DIRECTIONS FOR THIS TASK>
List each line of the data that holds the string "cough".

MATERIAL>
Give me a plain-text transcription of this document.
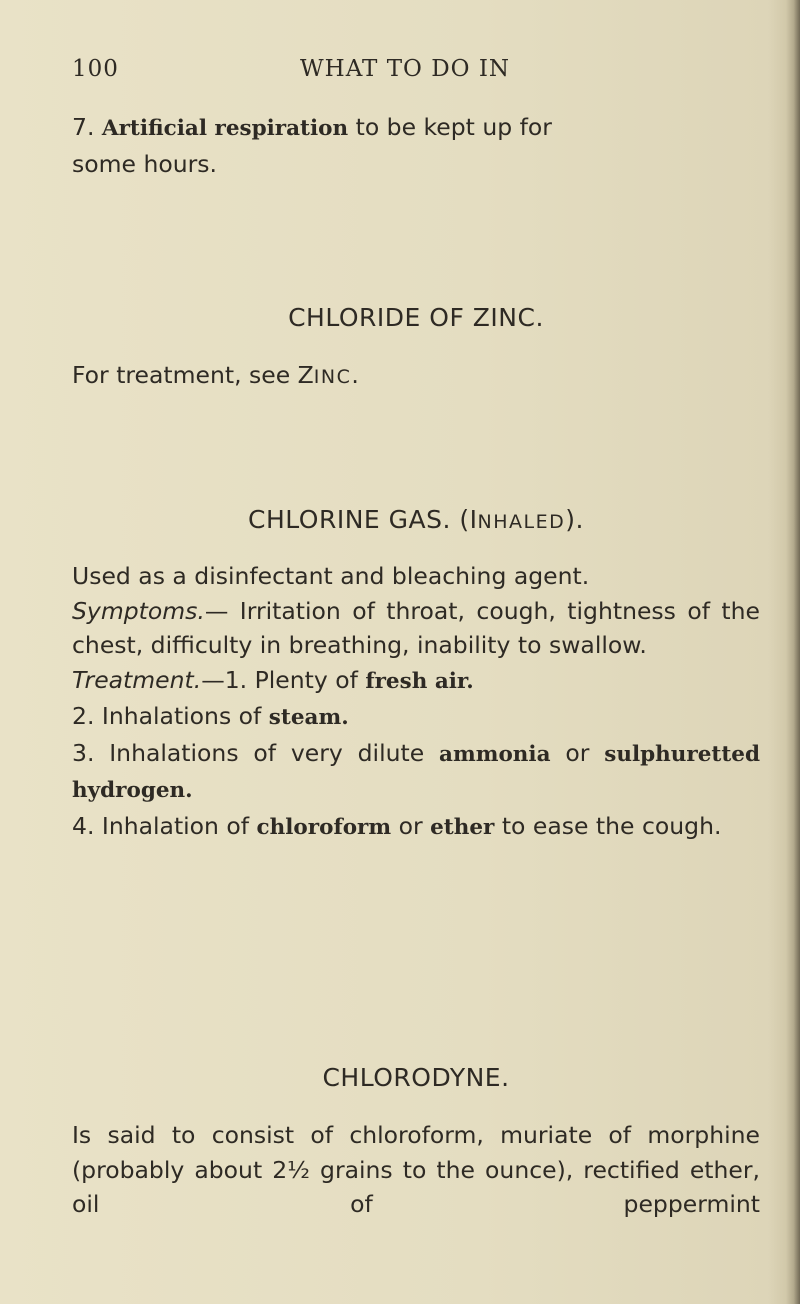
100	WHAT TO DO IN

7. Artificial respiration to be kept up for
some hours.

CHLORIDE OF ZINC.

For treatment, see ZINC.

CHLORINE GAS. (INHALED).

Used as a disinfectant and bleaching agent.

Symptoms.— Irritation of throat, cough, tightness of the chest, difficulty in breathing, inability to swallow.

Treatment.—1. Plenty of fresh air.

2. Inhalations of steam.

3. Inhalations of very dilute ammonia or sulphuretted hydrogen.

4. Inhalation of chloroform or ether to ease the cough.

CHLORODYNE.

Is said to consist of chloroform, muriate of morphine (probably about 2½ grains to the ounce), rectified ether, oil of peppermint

ANSWER FOR THIS EXERCISE>
Symptoms.— Irritation of throat, cough, tightness of the chest, difficulty in breathing, inability to swallow.
4. Inhalation of chloroform or ether to ease the cough.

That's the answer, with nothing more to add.